*RECORDS TO USE:*
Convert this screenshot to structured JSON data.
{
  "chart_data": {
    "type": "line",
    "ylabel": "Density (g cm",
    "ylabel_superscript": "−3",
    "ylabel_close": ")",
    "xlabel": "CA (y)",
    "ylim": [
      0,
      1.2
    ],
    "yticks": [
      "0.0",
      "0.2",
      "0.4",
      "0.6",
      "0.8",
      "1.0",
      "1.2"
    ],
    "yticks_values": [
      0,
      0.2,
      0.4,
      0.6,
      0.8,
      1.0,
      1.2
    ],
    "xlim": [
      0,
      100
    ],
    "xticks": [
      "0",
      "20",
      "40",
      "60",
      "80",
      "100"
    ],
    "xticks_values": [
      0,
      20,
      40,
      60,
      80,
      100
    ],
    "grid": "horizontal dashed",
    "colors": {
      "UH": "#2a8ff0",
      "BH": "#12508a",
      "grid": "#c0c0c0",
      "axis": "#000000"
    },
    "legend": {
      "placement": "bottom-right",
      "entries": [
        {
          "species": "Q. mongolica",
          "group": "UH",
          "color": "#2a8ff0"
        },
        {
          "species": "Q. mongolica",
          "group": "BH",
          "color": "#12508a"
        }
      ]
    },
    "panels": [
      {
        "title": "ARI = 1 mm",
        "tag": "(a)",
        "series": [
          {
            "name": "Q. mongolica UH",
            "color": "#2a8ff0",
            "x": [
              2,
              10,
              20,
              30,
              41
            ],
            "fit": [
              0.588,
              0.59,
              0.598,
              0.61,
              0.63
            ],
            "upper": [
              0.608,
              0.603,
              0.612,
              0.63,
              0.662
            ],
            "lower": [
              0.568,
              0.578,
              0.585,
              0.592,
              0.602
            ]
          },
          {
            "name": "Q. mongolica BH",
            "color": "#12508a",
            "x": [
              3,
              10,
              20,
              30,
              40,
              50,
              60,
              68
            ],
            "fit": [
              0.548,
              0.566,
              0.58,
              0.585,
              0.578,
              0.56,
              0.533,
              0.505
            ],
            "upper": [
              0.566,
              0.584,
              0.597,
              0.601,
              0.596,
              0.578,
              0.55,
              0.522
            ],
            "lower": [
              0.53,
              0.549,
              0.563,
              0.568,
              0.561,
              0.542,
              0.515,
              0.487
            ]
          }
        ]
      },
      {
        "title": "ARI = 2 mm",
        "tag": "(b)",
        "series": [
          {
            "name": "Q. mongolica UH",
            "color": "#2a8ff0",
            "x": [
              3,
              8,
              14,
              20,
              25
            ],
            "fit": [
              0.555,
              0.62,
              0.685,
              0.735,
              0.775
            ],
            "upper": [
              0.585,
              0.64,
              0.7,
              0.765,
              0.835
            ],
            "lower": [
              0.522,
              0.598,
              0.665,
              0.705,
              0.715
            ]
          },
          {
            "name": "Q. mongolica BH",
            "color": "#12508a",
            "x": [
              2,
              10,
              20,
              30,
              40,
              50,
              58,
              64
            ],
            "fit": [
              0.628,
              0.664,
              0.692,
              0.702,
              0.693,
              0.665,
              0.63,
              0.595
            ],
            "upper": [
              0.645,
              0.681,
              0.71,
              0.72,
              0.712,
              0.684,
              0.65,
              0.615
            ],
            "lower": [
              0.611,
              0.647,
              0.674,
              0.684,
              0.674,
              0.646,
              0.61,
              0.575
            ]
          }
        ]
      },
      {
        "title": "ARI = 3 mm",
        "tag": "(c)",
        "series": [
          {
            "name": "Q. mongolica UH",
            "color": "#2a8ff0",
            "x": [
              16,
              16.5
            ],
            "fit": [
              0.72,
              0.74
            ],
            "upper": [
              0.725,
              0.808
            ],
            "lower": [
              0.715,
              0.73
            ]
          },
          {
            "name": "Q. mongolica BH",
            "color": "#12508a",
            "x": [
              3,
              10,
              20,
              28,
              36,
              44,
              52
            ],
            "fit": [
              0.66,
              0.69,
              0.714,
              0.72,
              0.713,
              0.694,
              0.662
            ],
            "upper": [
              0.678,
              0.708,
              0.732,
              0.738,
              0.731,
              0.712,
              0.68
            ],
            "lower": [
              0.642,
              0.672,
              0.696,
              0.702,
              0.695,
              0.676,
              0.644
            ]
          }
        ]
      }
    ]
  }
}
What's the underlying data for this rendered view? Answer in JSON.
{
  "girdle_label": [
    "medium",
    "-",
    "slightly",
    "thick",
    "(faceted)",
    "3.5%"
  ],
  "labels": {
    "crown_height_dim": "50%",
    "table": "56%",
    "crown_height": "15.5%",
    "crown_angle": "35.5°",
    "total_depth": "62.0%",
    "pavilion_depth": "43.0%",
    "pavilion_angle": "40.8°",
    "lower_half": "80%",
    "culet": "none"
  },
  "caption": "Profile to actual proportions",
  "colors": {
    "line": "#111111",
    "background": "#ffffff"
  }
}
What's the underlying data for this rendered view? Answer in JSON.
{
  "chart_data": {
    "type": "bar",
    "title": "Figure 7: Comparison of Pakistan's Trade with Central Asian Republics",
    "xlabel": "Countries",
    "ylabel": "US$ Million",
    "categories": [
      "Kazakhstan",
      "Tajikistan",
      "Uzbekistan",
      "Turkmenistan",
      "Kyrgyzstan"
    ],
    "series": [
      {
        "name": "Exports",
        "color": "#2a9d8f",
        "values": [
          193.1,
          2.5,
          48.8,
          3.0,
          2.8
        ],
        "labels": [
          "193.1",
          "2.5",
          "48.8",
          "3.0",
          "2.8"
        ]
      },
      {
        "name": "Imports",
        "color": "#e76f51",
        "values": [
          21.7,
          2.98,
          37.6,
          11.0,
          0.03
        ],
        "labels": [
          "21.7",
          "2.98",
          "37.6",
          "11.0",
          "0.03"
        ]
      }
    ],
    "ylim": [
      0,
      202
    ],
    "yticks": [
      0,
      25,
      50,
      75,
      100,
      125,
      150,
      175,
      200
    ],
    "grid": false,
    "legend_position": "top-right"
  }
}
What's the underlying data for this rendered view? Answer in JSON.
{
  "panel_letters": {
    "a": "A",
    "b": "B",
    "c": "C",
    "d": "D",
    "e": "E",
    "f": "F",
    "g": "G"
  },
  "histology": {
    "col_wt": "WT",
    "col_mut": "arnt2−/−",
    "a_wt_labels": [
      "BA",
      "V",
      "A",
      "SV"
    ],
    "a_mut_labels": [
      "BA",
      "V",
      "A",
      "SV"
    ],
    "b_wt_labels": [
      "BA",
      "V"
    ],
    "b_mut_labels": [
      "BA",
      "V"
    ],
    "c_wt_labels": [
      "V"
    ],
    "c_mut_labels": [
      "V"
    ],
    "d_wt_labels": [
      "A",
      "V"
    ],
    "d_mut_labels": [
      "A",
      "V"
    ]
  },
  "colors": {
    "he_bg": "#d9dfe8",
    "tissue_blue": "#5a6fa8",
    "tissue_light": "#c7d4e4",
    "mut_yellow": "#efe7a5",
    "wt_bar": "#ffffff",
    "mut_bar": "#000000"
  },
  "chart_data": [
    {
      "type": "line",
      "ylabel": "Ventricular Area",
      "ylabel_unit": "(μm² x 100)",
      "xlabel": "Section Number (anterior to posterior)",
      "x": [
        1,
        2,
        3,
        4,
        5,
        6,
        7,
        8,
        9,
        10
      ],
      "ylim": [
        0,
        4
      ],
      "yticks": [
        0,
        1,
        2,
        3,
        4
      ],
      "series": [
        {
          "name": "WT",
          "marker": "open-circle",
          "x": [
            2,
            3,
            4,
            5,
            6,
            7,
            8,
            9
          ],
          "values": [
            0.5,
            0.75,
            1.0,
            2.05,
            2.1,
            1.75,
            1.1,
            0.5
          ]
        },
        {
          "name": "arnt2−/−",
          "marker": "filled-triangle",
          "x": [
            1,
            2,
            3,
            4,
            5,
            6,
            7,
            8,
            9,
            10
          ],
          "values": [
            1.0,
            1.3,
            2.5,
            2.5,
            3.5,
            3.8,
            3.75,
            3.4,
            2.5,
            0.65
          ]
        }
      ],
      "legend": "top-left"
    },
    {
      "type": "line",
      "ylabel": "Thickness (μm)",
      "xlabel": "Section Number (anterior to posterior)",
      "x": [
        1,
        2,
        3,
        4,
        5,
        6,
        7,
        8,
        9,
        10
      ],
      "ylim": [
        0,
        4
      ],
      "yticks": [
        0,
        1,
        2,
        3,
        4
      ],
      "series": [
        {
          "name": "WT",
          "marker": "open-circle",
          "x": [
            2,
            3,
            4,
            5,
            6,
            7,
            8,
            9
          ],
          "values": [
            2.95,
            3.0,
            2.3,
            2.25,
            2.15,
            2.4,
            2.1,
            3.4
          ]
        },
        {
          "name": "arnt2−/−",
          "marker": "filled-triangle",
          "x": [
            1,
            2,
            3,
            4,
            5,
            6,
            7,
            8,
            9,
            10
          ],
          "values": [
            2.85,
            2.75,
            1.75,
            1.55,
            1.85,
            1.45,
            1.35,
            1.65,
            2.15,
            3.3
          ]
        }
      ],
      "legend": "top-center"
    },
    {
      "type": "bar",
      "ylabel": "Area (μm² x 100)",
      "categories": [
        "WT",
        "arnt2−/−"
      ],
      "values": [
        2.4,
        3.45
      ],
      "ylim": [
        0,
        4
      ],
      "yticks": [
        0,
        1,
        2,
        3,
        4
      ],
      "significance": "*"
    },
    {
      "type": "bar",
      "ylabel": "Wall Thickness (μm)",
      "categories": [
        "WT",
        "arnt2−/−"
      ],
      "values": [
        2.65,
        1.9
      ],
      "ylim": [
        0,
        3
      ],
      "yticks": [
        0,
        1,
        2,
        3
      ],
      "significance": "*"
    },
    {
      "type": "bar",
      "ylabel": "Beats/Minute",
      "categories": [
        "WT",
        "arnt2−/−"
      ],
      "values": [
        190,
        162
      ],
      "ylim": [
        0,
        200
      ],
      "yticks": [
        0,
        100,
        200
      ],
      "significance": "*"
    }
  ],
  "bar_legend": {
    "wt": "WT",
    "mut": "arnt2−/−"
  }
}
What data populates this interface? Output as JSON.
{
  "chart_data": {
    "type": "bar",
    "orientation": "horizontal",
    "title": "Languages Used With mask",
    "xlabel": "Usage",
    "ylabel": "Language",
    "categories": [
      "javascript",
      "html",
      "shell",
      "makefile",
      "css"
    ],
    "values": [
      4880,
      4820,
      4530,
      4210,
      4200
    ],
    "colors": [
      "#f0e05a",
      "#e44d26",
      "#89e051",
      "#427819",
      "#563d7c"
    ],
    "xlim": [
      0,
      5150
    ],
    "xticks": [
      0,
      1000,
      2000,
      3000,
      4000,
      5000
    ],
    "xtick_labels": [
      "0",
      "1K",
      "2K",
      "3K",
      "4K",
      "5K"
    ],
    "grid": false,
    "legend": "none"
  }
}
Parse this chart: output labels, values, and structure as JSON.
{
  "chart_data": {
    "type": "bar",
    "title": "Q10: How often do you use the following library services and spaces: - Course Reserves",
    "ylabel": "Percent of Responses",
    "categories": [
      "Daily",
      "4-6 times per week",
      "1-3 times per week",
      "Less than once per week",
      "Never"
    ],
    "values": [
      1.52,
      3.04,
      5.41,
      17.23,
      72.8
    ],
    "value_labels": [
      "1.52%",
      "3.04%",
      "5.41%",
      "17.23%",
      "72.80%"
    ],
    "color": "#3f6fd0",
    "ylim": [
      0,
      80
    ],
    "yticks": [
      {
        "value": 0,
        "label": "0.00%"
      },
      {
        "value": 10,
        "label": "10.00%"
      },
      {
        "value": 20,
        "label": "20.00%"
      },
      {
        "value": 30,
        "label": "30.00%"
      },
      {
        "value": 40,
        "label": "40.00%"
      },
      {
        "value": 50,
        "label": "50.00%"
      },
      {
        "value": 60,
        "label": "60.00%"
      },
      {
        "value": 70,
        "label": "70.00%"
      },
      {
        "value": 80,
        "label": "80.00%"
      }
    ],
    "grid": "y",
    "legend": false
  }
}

*WHAT IS EXPECTED:* Give only the count of lines in the data that include the string "horizontal".

*RESULT FOR THIS EXERCISE:* 2